_Given exercise_.
Quote the whole listing exactly. Leave the pictures out of your copy.

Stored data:
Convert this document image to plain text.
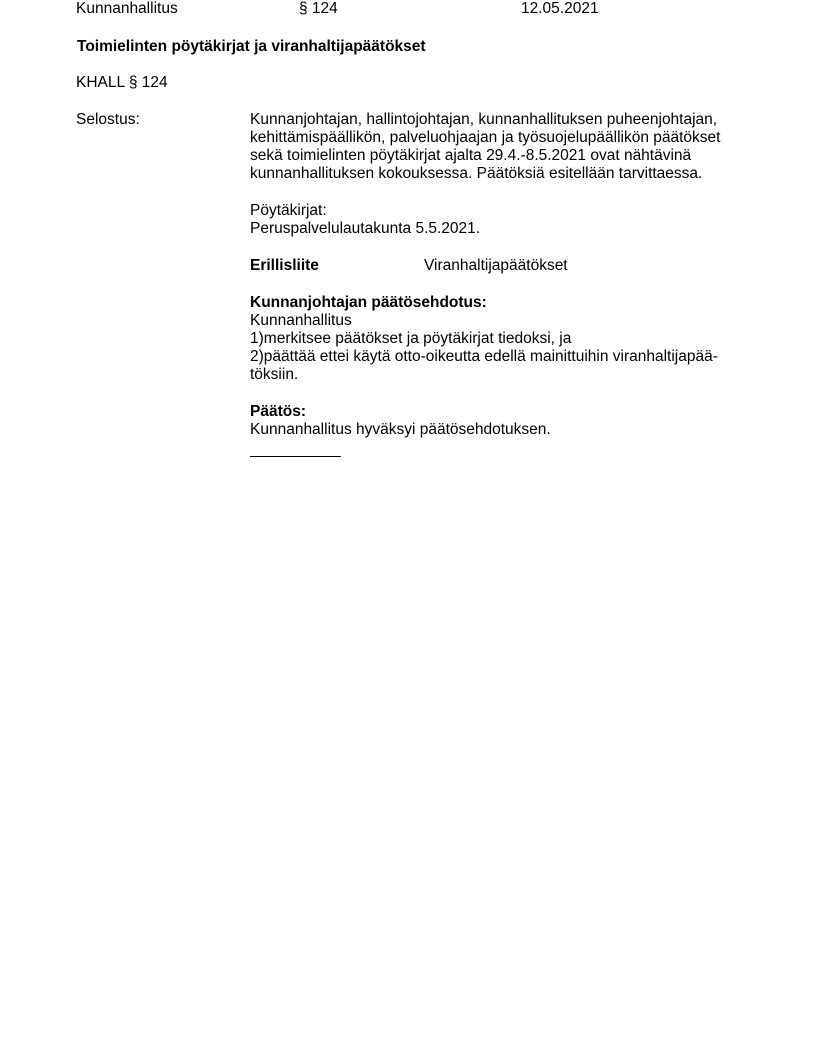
Kunnanhallitus	§ 124	12.05.2021
Toimielinten pöytäkirjat ja viranhaltijapäätökset
KHALL § 124
Selostus:	Kunnanjohtajan, hallintojohtajan, kunnanhallituksen puheenjohtajan,
kehittämispäällikön, palveluohjaajan ja työsuojelupäällikön päätökset
sekä toimielinten pöytäkirjat ajalta 29.4.-8.5.2021 ovat nähtävinä
kunnanhallituksen kokouksessa. Päätöksiä esitellään tarvittaessa.

Pöytäkirjat:
Peruspalvelulautakunta 5.5.2021.
Erillisliite	Viranhaltijapäätökset
Kunnanjohtajan päätösehdotus:
Kunnanhallitus
1)merkitsee päätökset ja pöytäkirjat tiedoksi, ja
2)päättää ettei käytä otto-oikeutta edellä mainittuihin viranhaltijapää-
töksiin.
Päätös:
Kunnanhallitus hyväksyi päätösehdotuksen.
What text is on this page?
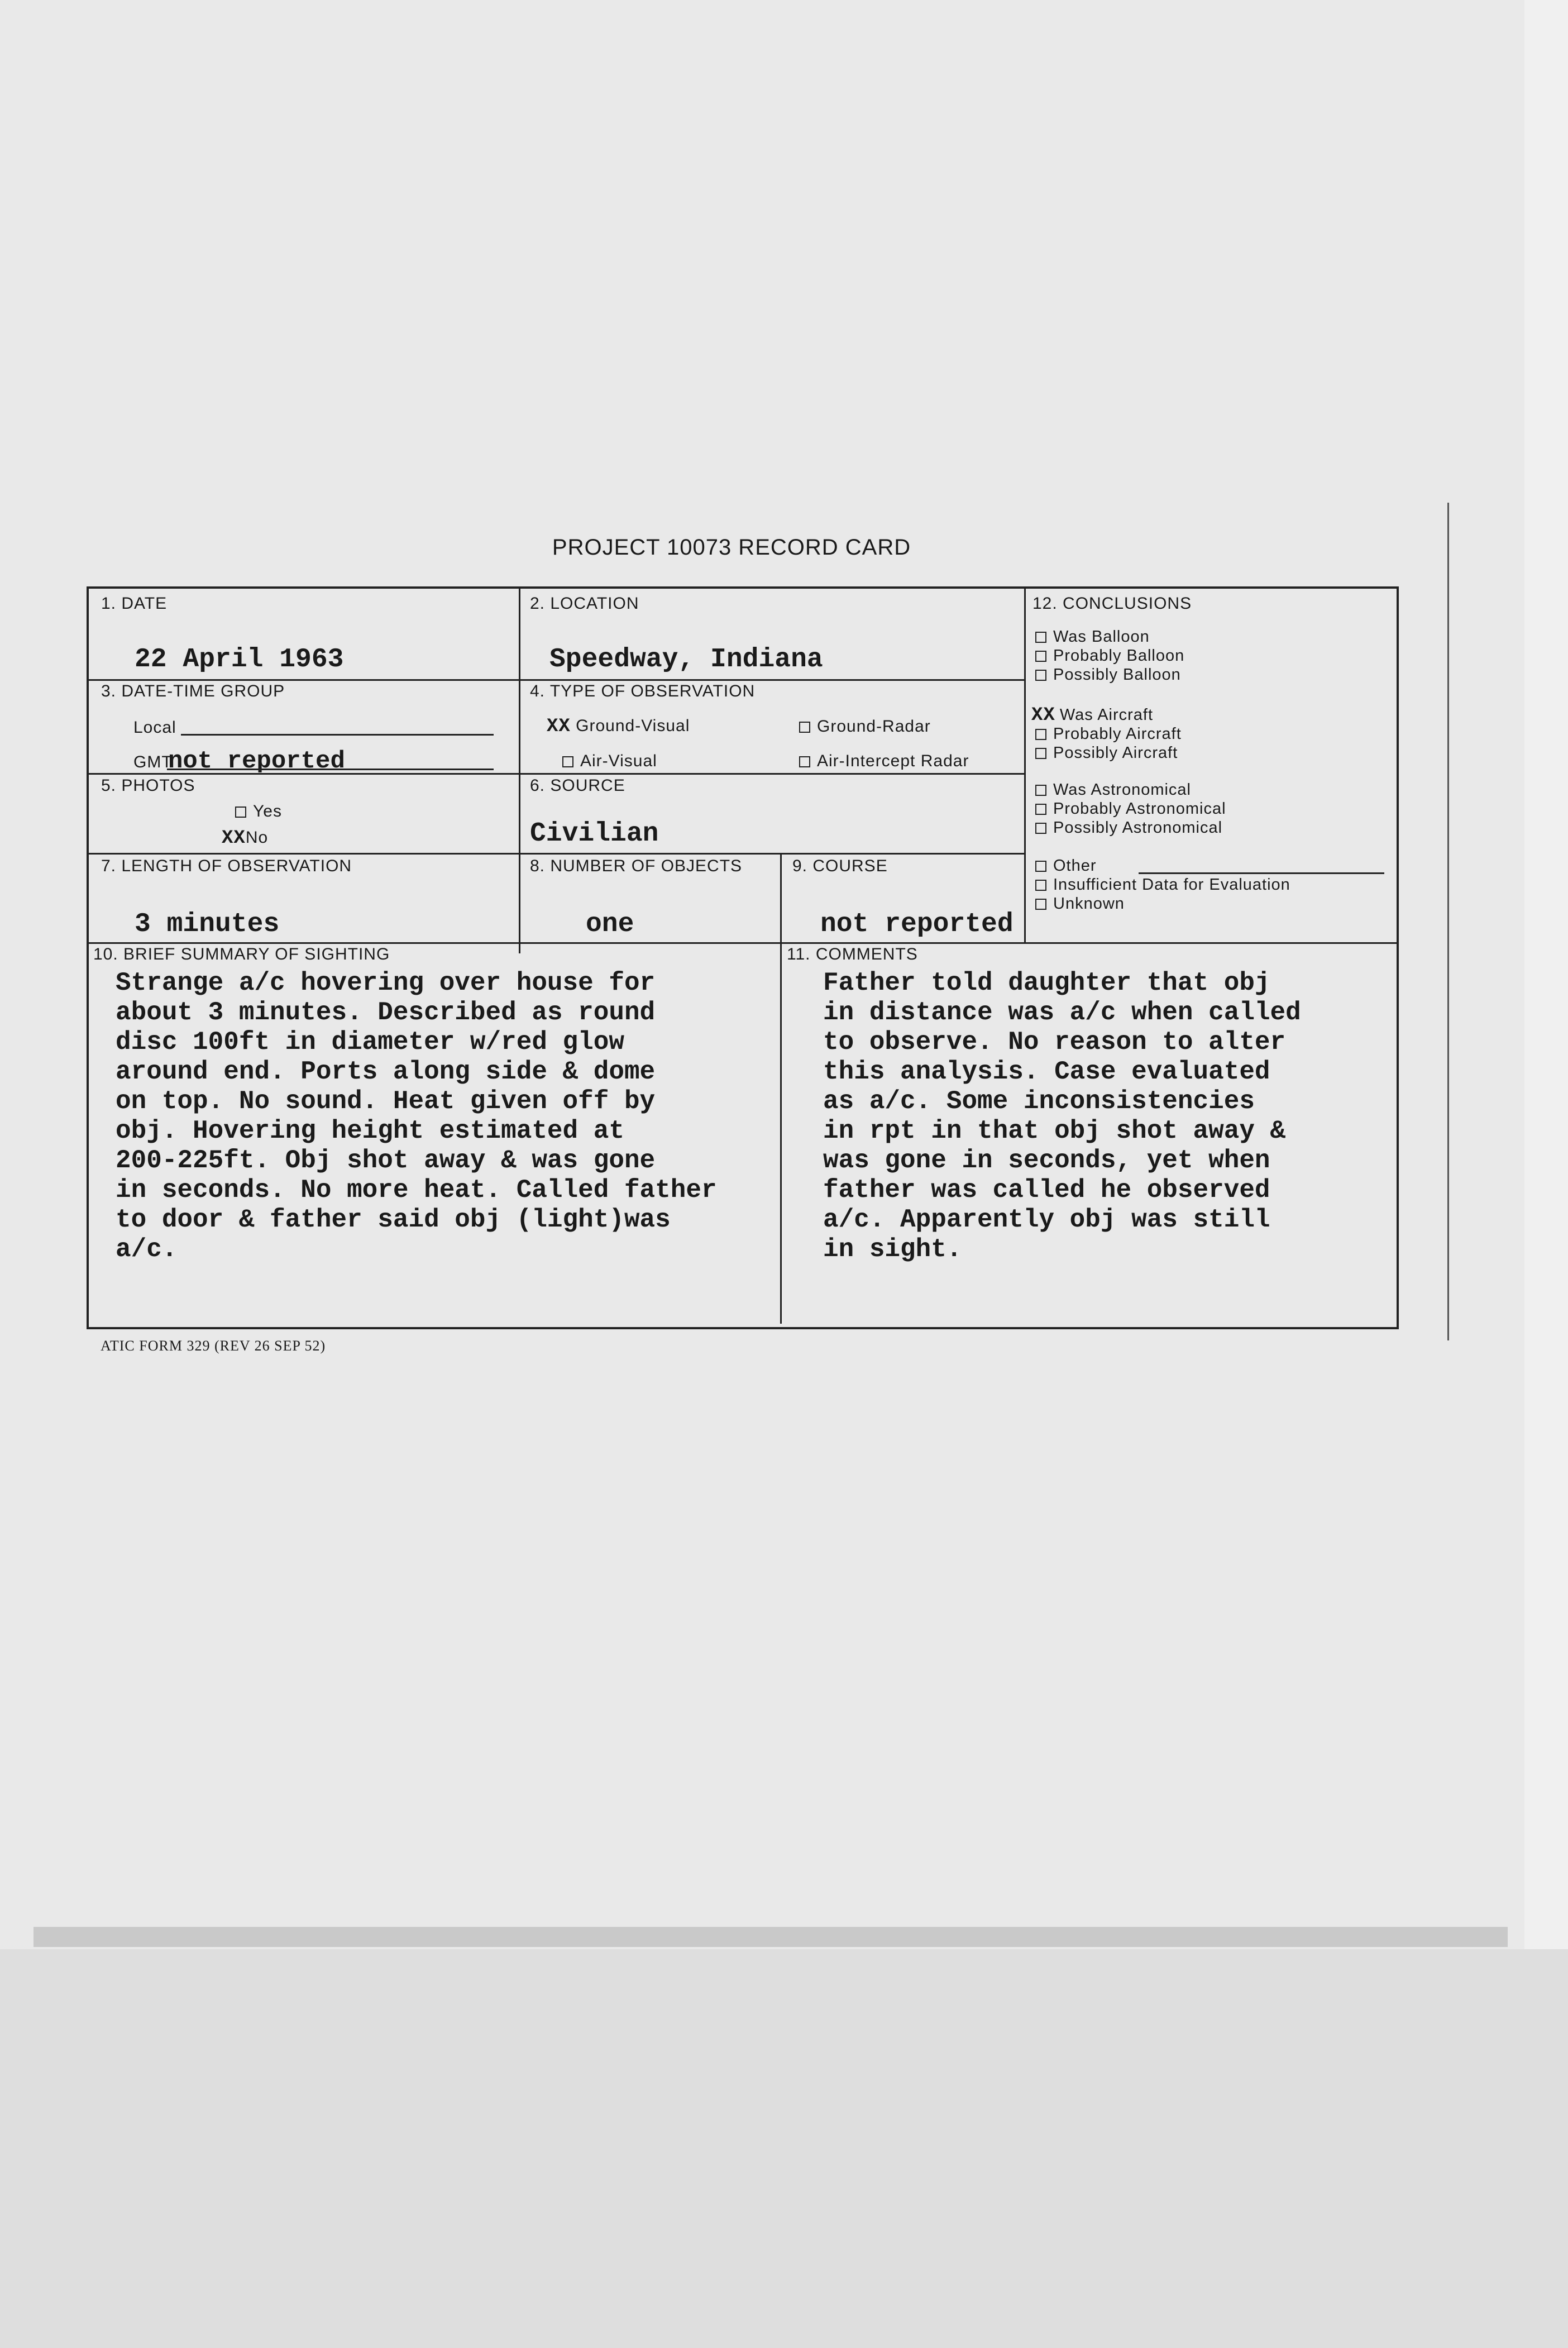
PROJECT 10073 RECORD CARD
1. DATE
22 April 1963
2. LOCATION
Speedway, Indiana
3. DATE-TIME GROUP
Local
GMT
not reported
4. TYPE OF OBSERVATION
XX Ground-Visual	Ground-Radar
Air-Visual	Air-Intercept Radar
5. PHOTOS
Yes
XXNo
6. SOURCE
Civilian
7. LENGTH OF OBSERVATION
3 minutes
8. NUMBER OF OBJECTS
one
9. COURSE
not reported
10. BRIEF SUMMARY OF SIGHTING
Strange a/c hovering over house for
about 3 minutes. Described as round
disc 100ft in diameter w/red glow
around end. Ports along side & dome
on top. No sound. Heat given off by
obj. Hovering height estimated at
200-225ft. Obj shot away & was gone
in seconds. No more heat. Called father
to door & father said obj (light)was
a/c.
11. COMMENTS
Father told daughter that obj
in distance was a/c when called
to observe. No reason to alter
this analysis. Case evaluated
as a/c. Some inconsistencies
in rpt in that obj shot away &
was gone in seconds, yet when
father was called he observed
a/c. Apparently obj was still
in sight.
12. CONCLUSIONS
Was Balloon
Probably Balloon
Possibly Balloon
XX Was Aircraft
Probably Aircraft
Possibly Aircraft
Was Astronomical
Probably Astronomical
Possibly Astronomical
Other
Insufficient Data for Evaluation
Unknown
ATIC FORM 329 (REV 26 SEP 52)
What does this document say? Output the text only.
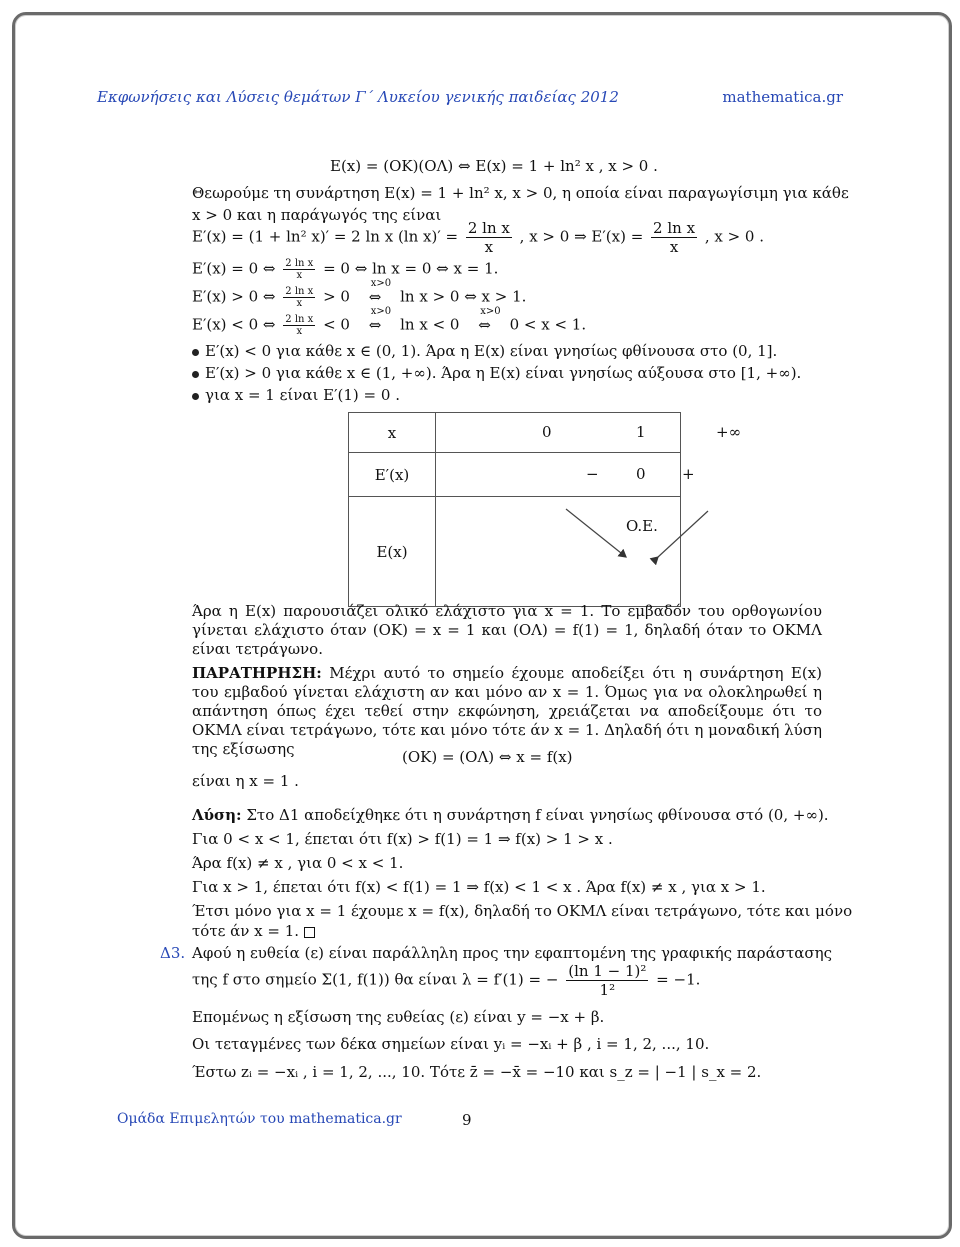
Εκφωνήσεις και Λύσεις θεμάτων Γ΄ Λυκείου γενικής παιδείας 2012	mathematica.gr
E(x) = (OK)(OΛ) ⇔ E(x) = 1 + ln² x , x > 0 .
Θεωρούμε τη συνάρτηση E(x) = 1 + ln² x, x > 0, η οποία είναι παραγωγίσιμη για κάθε
x > 0 και η παράγωγός της είναι
E′(x) = (1 + ln² x)′ = 2 ln x (ln $x)' = \frac{\text{2 ln x}}{x}$ , x > 0 ⇒ $E'(x) = \frac{\text{2 ln x}}{x}$ , x > 0 .
E′(x) = 0 ⇔ $\frac{\text{2 ln x}}{x} = 0$ ⇔ ln x = 0 ⇔ x = 1.
E′(x) > 0 ⇔ $\frac{\text{2 ln x}}{x} > 0$
x>0
⇔ ln x > 0 ⇔ x > 1.
E′(x) < 0 ⇔ $\frac{\text{2 ln x}}{x} < 0$
x>0
⇔ ln x < 0
x>0
⇔ 0 < x < 1.
E′(x) < 0 για κάθε x ∈ (0, 1). Άρα η E(x) είναι γνησίως φθίνουσα στο (0, 1].
E′(x) > 0 για κάθε x ∈ (1, +∞). Άρα η E(x) είναι γνησίως αύξουσα στο [1, +∞).
για x = 1 είναι E′(1) = 0 .
x	0 1 +∞

E′(x)	− 0 +

E(x)	O.E.
Άρα η E(x) παρουσιάζει ολικό ελάχιστο για x = 1. Το εμβαδόν του ορθογωνίου γίνεται ελάχιστο όταν (OK) = x = 1 και (OΛ) = f(1) = 1, δηλαδή όταν το OKMΛ είναι τετράγωνο.
ΠΑΡΑΤΗΡΗΣΗ: Μέχρι αυτό το σημείο έχουμε αποδείξει ότι η συνάρτηση E(x) του εμβαδού γίνεται ελάχιστη αν και μόνο αν x = 1. Όμως για να ολοκληρωθεί η απάντηση όπως έχει τεθεί στην εκφώνηση, χρειάζεται να αποδείξουμε ότι το OKMΛ είναι τετράγωνο, τότε και μόνο τότε άν x = 1. Δηλαδή ότι η μοναδική λύση της εξίσωσης	(OK) = (OΛ) ⇔ x = f(x)
είναι η x = 1 .
Λύση: Στο Δ1 αποδείχθηκε ότι η συνάρτηση f είναι γνησίως φθίνουσα στό (0, +∞).
Για 0 < x < 1, έπεται ότι f(x) > f(1) = 1 ⇒ f(x) > 1 > x .
Άρα f(x) ≠ x , για 0 < x < 1.
Για x > 1, έπεται ότι f(x) < f(1) = 1 ⇒ f(x) < 1 < x . Άρα f(x) ≠ x , για x > 1.
Έτσι μόνο για x = 1 έχουμε x = f(x), δηλαδή το OKMΛ είναι τετράγωνο, τότε και μόνο
τότε άν x = 1.
Δ3. Αφού η ευθεία (ε) είναι παράλληλη προς την εφαπτομένη της γραφικής παράστασης
της f στο σημείο Σ(1, f(1)) θα είναι λ = f′(1) = − $\frac{\text{(ln 1 − 1)²}}{\text{1²}} = -1$.
Επομένως η εξίσωση της ευθείας (ε) είναι y = −x + β.
Οι τεταγμένες των δέκα σημείων είναι yᵢ = −xᵢ + β , i = 1, 2, ..., 10.
Έστω zᵢ = −xᵢ , i = 1, 2, ..., 10. Τότε z̄ = −x̄ = −10 και s_z = | −1 | s_x = 2.
Ομάδα Επιμελητών του mathematica.gr	9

_Task solution_.
Convert this document image to plain text.
Kunnanhallitus	§ 124	12.05.2021
Toimielinten pöytäkirjat ja viranhaltijapäätökset
KHALL § 124
Selostus:	Kunnanjohtajan, hallintojohtajan, kunnanhallituksen puheenjohtajan,
kehittämispäällikön, palveluohjaajan ja työsuojelupäällikön päätökset
sekä toimielinten pöytäkirjat ajalta 29.4.-8.5.2021 ovat nähtävinä
kunnanhallituksen kokouksessa. Päätöksiä esitellään tarvittaessa.

Pöytäkirjat:
Peruspalvelulautakunta 5.5.2021.
Erillisliite	Viranhaltijapäätökset
Kunnanjohtajan päätösehdotus:
Kunnanhallitus
1)merkitsee päätökset ja pöytäkirjat tiedoksi, ja
2)päättää ettei käytä otto-oikeutta edellä mainittuihin viranhaltijapää-
töksiin.
Päätös:
Kunnanhallitus hyväksyi päätösehdotuksen.
What text is on this page?
PROJECT 10073 RECORD CARD
1. DATE
22 April 1963
2. LOCATION
Speedway, Indiana
3. DATE-TIME GROUP
Local
GMT
not reported
4. TYPE OF OBSERVATION
XX Ground-Visual	Ground-Radar
Air-Visual	Air-Intercept Radar
5. PHOTOS
Yes
XXNo
6. SOURCE
Civilian
7. LENGTH OF OBSERVATION
3 minutes
8. NUMBER OF OBJECTS
one
9. COURSE
not reported
10. BRIEF SUMMARY OF SIGHTING
Strange a/c hovering over house for
about 3 minutes. Described as round
disc 100ft in diameter w/red glow
around end. Ports along side & dome
on top. No sound. Heat given off by
obj. Hovering height estimated at
200-225ft. Obj shot away & was gone
in seconds. No more heat. Called father
to door & father said obj (light)was
a/c.
11. COMMENTS
Father told daughter that obj
in distance was a/c when called
to observe. No reason to alter
this analysis. Case evaluated
as a/c. Some inconsistencies
in rpt in that obj shot away &
was gone in seconds, yet when
father was called he observed
a/c. Apparently obj was still
in sight.
12. CONCLUSIONS
Was Balloon
Probably Balloon
Possibly Balloon
XX Was Aircraft
Probably Aircraft
Possibly Aircraft
Was Astronomical
Probably Astronomical
Possibly Astronomical
Other
Insufficient Data for Evaluation
Unknown
ATIC FORM 329 (REV 26 SEP 52)
What does this document say? Output the text only.
Εκφωνήσεις και Λύσεις θεμάτων Γ΄ Λυκείου γενικής παιδείας 2012	mathematica.gr
E(x) = (OK)(OΛ) ⇔ E(x) = 1 + ln² x , x > 0 .
Θεωρούμε τη συνάρτηση E(x) = 1 + ln² x, x > 0, η οποία είναι παραγωγίσιμη για κάθε
x > 0 και η παράγωγός της είναι
E′(x) = (1 + ln² x)′ = 2 ln x (ln $x)' = \frac{\text{2 ln x}}{x}$ , x > 0 ⇒ $E'(x) = \frac{\text{2 ln x}}{x}$ , x > 0 .
E′(x) = 0 ⇔ $\frac{\text{2 ln x}}{x} = 0$ ⇔ ln x = 0 ⇔ x = 1.
E′(x) > 0 ⇔ $\frac{\text{2 ln x}}{x} > 0$
x>0
⇔ ln x > 0 ⇔ x > 1.
E′(x) < 0 ⇔ $\frac{\text{2 ln x}}{x} < 0$
x>0
⇔ ln x < 0
x>0
⇔ 0 < x < 1.
E′(x) < 0 για κάθε x ∈ (0, 1). Άρα η E(x) είναι γνησίως φθίνουσα στο (0, 1].
E′(x) > 0 για κάθε x ∈ (1, +∞). Άρα η E(x) είναι γνησίως αύξουσα στο [1, +∞).
για x = 1 είναι E′(1) = 0 .
x	0 1 +∞

E′(x)	− 0 +

E(x)	O.E.
Άρα η E(x) παρουσιάζει ολικό ελάχιστο για x = 1. Το εμβαδόν του ορθογωνίου γίνεται ελάχιστο όταν (OK) = x = 1 και (OΛ) = f(1) = 1, δηλαδή όταν το OKMΛ είναι τετράγωνο.
ΠΑΡΑΤΗΡΗΣΗ: Μέχρι αυτό το σημείο έχουμε αποδείξει ότι η συνάρτηση E(x) του εμβαδού γίνεται ελάχιστη αν και μόνο αν x = 1. Όμως για να ολοκληρωθεί η απάντηση όπως έχει τεθεί στην εκφώνηση, χρειάζεται να αποδείξουμε ότι το OKMΛ είναι τετράγωνο, τότε και μόνο τότε άν x = 1. Δηλαδή ότι η μοναδική λύση της εξίσωσης	(OK) = (OΛ) ⇔ x = f(x)
είναι η x = 1 .
Λύση: Στο Δ1 αποδείχθηκε ότι η συνάρτηση f είναι γνησίως φθίνουσα στό (0, +∞).
Για 0 < x < 1, έπεται ότι f(x) > f(1) = 1 ⇒ f(x) > 1 > x .
Άρα f(x) ≠ x , για 0 < x < 1.
Για x > 1, έπεται ότι f(x) < f(1) = 1 ⇒ f(x) < 1 < x . Άρα f(x) ≠ x , για x > 1.
Έτσι μόνο για x = 1 έχουμε x = f(x), δηλαδή το OKMΛ είναι τετράγωνο, τότε και μόνο
τότε άν x = 1.
Δ3. Αφού η ευθεία (ε) είναι παράλληλη προς την εφαπτομένη της γραφικής παράστασης
της f στο σημείο Σ(1, f(1)) θα είναι λ = f′(1) = − $\frac{\text{(ln 1 − 1)²}}{\text{1²}} = -1$.
Επομένως η εξίσωση της ευθείας (ε) είναι y = −x + β.
Οι τεταγμένες των δέκα σημείων είναι yᵢ = −xᵢ + β , i = 1, 2, ..., 10.
Έστω zᵢ = −xᵢ , i = 1, 2, ..., 10. Τότε z̄ = −x̄ = −10 και s_z = | −1 | s_x = 2.
Ομάδα Επιμελητών του mathematica.gr	9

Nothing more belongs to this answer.